> [PROBLEM DETAILS] Copy the full set of lines exactly as given.

> [Data records]
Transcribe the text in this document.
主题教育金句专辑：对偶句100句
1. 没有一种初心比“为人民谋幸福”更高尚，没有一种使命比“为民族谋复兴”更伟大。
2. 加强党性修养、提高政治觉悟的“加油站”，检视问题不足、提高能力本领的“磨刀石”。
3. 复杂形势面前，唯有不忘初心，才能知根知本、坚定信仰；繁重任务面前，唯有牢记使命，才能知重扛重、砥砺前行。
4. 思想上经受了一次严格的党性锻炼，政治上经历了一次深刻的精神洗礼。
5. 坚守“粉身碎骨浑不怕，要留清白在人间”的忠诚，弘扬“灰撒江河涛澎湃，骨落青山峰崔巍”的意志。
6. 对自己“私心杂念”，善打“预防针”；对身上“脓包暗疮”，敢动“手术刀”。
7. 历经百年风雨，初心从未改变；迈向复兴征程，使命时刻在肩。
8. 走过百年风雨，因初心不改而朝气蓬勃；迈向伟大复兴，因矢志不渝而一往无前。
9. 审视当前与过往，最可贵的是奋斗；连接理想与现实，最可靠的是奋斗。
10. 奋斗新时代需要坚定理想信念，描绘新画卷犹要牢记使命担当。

> [THE RESPONSE]
Transcribe the text in this document.
主题教育金句专辑：对偶句100句
1. 没有一种初心比“为人民谋幸福”更高尚，没有一种使命比“为民族谋复兴”更伟大。
2. 加强党性修养、提高政治觉悟的“加油站”，检视问题不足、提高能力本领的“磨刀石”。
3. 复杂形势面前，唯有不忘初心，才能知根知本、坚定信仰；繁重任务面前，唯有牢记使命，才能知重扛重、砥砺前行。
4. 思想上经受了一次严格的党性锻炼，政治上经历了一次深刻的精神洗礼。
5. 坚守“粉身碎骨浑不怕，要留清白在人间”的忠诚，弘扬“灰撒江河涛澎湃，骨落青山峰崔巍”的意志。
6. 对自己“私心杂念”，善打“预防针”；对身上“脓包暗疮”，敢动“手术刀”。
7. 历经百年风雨，初心从未改变；迈向复兴征程，使命时刻在肩。
8. 走过百年风雨，因初心不改而朝气蓬勃；迈向伟大复兴，因矢志不渝而一往无前。
9. 审视当前与过往，最可贵的是奋斗；连接理想与现实，最可靠的是奋斗。
10. 奋斗新时代需要坚定理想信念，描绘新画卷犹要牢记使命担当。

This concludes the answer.